*Stated goal*
Locate the line with "What's the underlying" in the material. Copy that line and each one after it, through the last, exactly and with nothing else.

§ §

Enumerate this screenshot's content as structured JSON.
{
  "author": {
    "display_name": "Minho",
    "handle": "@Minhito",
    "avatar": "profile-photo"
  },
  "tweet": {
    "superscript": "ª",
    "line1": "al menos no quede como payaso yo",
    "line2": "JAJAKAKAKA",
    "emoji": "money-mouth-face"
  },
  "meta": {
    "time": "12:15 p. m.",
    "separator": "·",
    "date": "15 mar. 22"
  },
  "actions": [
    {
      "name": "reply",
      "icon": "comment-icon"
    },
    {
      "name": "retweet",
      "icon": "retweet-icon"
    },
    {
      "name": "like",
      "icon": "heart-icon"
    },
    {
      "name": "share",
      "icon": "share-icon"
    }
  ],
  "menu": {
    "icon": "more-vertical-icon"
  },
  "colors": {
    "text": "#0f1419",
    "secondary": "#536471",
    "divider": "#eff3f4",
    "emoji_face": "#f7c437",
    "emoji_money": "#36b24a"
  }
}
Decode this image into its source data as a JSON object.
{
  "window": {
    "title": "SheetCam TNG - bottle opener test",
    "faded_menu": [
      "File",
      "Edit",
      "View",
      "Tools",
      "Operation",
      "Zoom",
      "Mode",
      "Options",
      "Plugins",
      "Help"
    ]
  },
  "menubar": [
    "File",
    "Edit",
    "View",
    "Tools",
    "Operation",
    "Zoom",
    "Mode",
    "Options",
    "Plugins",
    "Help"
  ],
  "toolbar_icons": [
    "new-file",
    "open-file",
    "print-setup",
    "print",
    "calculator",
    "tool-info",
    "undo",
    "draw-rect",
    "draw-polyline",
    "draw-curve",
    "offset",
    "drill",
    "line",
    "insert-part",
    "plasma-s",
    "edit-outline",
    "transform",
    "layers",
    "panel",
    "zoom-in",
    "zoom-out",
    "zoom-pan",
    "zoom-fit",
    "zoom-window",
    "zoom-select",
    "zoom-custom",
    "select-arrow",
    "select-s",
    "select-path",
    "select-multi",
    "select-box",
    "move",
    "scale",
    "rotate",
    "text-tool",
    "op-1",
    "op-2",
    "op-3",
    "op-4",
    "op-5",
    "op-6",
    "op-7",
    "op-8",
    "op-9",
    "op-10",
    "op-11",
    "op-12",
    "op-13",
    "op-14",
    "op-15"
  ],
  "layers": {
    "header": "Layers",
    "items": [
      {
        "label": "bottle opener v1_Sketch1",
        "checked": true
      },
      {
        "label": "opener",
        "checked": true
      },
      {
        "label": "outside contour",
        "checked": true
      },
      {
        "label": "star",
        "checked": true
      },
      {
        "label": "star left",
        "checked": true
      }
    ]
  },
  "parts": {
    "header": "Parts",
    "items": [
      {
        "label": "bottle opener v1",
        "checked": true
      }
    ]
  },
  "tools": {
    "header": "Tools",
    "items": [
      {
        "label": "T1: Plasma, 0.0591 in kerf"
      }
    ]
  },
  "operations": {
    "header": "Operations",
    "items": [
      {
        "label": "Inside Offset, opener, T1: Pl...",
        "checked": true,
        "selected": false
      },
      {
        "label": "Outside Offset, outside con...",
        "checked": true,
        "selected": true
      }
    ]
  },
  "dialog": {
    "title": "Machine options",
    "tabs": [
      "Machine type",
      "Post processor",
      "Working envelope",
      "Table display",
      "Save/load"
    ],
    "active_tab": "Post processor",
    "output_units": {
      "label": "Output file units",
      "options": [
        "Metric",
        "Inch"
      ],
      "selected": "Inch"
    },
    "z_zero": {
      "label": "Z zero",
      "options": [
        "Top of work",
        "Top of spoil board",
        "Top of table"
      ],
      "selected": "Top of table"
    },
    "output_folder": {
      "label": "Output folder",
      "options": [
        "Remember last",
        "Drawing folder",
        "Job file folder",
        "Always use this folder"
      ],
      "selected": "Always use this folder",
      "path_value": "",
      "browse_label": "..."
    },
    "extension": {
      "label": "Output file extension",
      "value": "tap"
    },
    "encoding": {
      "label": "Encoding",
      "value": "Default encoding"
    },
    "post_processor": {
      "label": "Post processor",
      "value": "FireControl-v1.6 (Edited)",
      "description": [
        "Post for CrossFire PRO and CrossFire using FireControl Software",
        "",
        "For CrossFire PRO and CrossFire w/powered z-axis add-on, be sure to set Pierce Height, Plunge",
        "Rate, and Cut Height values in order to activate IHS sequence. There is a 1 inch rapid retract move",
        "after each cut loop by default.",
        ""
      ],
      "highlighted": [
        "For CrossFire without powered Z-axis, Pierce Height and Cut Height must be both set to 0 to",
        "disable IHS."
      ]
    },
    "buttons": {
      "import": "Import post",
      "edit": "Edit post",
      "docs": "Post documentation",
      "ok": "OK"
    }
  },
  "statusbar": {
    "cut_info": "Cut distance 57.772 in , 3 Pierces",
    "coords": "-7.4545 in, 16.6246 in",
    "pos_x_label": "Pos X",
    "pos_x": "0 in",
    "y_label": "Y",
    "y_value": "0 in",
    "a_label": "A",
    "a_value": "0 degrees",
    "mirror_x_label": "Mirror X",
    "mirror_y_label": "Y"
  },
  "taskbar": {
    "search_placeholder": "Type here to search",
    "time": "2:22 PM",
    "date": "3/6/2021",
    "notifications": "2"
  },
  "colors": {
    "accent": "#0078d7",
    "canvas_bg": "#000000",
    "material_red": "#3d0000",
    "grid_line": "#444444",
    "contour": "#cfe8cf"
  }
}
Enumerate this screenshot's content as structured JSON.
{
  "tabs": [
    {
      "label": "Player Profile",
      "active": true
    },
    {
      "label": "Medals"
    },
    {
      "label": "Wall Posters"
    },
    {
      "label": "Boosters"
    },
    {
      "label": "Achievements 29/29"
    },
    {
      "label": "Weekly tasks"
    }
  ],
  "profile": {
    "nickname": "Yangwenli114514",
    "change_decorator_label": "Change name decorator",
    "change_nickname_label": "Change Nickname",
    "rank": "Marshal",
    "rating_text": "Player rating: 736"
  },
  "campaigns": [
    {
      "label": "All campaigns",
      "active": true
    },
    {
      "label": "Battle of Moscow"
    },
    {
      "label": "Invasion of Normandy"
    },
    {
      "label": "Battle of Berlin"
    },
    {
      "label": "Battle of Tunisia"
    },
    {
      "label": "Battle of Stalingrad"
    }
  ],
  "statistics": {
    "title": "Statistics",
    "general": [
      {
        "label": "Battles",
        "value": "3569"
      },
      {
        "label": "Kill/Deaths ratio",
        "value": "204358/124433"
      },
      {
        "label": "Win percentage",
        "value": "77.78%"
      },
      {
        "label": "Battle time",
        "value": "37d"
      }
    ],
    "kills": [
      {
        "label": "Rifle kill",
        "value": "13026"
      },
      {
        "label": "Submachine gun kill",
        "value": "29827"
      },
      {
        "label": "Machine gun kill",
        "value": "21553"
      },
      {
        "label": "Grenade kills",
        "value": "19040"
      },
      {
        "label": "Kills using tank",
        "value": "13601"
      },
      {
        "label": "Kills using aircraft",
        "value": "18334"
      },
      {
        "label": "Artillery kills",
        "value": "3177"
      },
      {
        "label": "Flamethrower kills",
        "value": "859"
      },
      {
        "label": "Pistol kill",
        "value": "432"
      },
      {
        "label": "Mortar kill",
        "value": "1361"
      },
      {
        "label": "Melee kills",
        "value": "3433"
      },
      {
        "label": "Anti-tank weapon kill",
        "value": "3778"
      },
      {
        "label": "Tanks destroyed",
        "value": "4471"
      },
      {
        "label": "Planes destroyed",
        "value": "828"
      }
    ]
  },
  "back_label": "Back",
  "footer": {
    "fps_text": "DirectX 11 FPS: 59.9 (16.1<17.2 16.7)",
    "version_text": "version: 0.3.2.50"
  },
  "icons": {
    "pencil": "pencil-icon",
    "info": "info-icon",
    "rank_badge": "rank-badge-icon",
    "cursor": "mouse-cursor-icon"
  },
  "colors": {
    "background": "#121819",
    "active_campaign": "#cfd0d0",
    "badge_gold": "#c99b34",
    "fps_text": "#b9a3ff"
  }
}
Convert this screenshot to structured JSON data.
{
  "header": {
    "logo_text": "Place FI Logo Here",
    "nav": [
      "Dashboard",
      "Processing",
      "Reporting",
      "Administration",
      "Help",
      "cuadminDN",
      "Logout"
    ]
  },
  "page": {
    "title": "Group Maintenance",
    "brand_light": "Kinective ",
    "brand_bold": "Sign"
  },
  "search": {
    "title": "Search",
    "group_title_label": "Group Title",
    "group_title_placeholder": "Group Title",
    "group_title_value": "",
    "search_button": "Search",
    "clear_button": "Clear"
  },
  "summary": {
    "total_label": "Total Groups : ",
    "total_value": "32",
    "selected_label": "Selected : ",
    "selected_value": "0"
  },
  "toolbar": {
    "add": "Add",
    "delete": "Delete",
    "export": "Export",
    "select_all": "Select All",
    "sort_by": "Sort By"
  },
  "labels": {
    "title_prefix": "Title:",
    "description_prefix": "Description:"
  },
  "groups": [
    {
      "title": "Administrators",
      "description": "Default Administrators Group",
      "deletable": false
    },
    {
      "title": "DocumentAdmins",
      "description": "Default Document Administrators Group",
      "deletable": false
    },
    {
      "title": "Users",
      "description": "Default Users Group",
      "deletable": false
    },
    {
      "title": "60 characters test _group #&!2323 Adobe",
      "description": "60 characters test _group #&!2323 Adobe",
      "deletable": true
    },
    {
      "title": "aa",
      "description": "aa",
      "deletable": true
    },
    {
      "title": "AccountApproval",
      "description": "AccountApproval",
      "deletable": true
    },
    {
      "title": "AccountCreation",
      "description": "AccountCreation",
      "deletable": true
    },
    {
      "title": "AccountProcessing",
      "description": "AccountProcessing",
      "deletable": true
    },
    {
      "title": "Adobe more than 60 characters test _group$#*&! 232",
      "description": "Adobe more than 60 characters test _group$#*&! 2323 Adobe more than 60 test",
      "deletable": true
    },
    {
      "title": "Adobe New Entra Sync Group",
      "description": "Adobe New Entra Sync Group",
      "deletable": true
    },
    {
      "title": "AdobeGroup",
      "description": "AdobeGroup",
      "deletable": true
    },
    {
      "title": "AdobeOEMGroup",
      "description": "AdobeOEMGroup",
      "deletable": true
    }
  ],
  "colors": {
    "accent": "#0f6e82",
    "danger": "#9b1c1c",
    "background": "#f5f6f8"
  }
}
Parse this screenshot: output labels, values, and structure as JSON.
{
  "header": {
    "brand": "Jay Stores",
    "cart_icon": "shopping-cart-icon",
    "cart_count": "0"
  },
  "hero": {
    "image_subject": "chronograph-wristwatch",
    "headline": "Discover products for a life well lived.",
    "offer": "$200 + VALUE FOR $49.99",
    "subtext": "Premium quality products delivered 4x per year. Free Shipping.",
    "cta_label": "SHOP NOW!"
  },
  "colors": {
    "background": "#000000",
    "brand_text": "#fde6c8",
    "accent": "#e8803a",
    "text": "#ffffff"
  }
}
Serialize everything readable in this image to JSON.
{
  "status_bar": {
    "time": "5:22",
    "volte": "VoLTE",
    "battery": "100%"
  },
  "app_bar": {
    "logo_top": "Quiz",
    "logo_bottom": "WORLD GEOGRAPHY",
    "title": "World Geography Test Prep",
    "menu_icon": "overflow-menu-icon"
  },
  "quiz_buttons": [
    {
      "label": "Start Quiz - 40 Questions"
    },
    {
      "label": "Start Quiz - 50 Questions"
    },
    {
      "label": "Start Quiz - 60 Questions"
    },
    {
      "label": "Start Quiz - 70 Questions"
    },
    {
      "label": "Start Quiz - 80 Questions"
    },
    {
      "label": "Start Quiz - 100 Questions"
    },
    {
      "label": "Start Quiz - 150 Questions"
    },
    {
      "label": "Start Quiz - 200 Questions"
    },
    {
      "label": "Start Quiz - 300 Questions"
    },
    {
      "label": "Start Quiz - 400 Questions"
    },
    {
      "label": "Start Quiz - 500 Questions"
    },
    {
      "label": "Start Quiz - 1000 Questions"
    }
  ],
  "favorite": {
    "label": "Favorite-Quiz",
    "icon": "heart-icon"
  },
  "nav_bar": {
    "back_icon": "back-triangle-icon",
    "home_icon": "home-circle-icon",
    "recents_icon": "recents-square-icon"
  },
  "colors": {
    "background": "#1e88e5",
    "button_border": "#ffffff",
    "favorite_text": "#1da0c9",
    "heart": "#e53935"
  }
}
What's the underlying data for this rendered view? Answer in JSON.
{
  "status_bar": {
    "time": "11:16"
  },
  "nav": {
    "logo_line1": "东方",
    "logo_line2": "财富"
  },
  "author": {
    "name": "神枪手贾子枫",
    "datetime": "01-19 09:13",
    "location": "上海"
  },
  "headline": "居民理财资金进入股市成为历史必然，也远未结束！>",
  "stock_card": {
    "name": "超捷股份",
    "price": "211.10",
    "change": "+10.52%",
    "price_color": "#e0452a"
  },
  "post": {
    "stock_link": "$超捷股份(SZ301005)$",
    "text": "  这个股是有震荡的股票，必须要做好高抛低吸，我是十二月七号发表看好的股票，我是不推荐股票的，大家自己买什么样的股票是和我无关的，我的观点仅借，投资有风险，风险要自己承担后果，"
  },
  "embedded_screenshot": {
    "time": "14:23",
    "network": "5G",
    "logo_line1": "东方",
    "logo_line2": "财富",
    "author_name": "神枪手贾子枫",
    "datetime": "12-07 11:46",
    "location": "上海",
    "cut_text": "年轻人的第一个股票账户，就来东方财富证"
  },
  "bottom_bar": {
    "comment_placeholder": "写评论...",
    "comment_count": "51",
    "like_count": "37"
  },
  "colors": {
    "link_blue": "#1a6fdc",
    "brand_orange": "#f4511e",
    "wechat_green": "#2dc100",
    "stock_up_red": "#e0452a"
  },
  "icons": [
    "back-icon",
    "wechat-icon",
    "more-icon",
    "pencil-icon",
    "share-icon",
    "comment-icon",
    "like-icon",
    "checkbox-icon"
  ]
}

§ §

*Solution for this problem*
What's the underlying data for this rendered view? Answer in JSON.
{
  "status_bar": {
    "time": "11:16"
  },
  "nav": {
    "logo_line1": "东方",
    "logo_line2": "财富"
  },
  "author": {
    "name": "神枪手贾子枫",
    "datetime": "01-19 09:13",
    "location": "上海"
  },
  "headline": "居民理财资金进入股市成为历史必然，也远未结束！>",
  "stock_card": {
    "name": "超捷股份",
    "price": "211.10",
    "change": "+10.52%",
    "price_color": "#e0452a"
  },
  "post": {
    "stock_link": "$超捷股份(SZ301005)$",
    "text": "  这个股是有震荡的股票，必须要做好高抛低吸，我是十二月七号发表看好的股票，我是不推荐股票的，大家自己买什么样的股票是和我无关的，我的观点仅借，投资有风险，风险要自己承担后果，"
  },
  "embedded_screenshot": {
    "time": "14:23",
    "network": "5G",
    "logo_line1": "东方",
    "logo_line2": "财富",
    "author_name": "神枪手贾子枫",
    "datetime": "12-07 11:46",
    "location": "上海",
    "cut_text": "年轻人的第一个股票账户，就来东方财富证"
  },
  "bottom_bar": {
    "comment_placeholder": "写评论...",
    "comment_count": "51",
    "like_count": "37"
  },
  "colors": {
    "link_blue": "#1a6fdc",
    "brand_orange": "#f4511e",
    "wechat_green": "#2dc100",
    "stock_up_red": "#e0452a"
  },
  "icons": [
    "back-icon",
    "wechat-icon",
    "more-icon",
    "pencil-icon",
    "share-icon",
    "comment-icon",
    "like-icon",
    "checkbox-icon"
  ]
}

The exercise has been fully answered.